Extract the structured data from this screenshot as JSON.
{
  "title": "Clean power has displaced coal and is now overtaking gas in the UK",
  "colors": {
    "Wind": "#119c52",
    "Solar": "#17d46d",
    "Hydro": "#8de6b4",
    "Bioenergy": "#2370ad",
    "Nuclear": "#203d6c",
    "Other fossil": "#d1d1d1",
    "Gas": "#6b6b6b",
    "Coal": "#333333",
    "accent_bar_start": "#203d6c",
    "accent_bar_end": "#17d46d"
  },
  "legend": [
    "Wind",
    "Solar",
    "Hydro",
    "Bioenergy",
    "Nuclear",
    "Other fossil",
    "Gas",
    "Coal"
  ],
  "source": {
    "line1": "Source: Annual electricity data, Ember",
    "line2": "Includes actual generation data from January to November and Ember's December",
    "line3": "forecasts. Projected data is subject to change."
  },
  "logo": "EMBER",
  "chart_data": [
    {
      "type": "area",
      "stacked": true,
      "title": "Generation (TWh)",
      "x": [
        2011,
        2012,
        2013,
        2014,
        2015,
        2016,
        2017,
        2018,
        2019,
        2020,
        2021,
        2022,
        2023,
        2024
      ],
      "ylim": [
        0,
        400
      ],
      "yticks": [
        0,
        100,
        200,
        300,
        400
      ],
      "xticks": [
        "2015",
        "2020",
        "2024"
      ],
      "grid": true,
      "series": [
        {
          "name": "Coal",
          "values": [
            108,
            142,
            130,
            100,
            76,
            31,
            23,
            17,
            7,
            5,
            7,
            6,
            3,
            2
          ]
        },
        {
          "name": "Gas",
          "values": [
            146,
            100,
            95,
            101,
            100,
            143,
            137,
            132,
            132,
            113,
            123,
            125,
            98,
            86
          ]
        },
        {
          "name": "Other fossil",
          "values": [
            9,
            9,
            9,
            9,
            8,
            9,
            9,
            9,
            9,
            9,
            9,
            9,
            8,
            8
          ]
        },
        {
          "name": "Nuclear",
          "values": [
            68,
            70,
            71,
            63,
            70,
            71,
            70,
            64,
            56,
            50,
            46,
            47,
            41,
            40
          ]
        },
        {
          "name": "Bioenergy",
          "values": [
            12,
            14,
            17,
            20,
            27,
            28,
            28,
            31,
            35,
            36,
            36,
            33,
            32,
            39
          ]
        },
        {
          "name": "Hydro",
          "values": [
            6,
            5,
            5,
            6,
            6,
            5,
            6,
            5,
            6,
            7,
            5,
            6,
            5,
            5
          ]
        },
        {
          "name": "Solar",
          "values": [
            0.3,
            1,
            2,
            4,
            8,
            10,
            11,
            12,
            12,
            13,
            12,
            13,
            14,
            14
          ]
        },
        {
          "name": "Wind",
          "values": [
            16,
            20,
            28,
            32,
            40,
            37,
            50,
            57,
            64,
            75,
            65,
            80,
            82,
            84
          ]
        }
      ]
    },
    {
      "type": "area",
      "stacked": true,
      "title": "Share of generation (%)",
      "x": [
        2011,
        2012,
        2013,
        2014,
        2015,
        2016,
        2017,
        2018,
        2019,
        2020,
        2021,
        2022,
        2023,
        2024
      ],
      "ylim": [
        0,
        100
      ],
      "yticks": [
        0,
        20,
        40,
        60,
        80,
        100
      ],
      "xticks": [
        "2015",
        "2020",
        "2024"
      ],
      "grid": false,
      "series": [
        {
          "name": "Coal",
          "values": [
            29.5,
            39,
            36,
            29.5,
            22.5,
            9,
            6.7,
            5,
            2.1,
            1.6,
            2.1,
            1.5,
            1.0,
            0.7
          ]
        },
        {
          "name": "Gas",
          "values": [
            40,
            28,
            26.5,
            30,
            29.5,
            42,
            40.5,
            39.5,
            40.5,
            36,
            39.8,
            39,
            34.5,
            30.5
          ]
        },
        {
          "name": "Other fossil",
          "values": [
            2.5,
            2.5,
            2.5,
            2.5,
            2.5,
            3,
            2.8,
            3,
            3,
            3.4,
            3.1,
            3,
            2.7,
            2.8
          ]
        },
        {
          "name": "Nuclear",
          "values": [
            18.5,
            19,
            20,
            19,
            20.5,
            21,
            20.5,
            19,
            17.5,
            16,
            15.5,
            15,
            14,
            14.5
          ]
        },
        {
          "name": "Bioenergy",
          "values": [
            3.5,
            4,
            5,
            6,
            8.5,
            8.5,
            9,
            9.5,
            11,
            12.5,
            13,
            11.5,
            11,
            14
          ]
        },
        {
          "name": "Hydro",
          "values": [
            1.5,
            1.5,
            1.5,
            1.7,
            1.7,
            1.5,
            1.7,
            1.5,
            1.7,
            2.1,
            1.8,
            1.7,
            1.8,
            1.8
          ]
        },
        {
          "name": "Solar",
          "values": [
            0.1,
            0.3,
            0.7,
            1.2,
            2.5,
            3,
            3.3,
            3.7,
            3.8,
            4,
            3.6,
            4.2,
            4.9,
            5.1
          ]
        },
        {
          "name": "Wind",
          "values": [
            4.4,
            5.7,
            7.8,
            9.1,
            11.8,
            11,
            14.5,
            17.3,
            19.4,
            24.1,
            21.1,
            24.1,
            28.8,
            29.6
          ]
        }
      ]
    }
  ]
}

PROBLEM TO WORK ON:
Tell how many lines of the data above hold the string "Wind". Give only the number.

EXERCISE OUTPUT:
4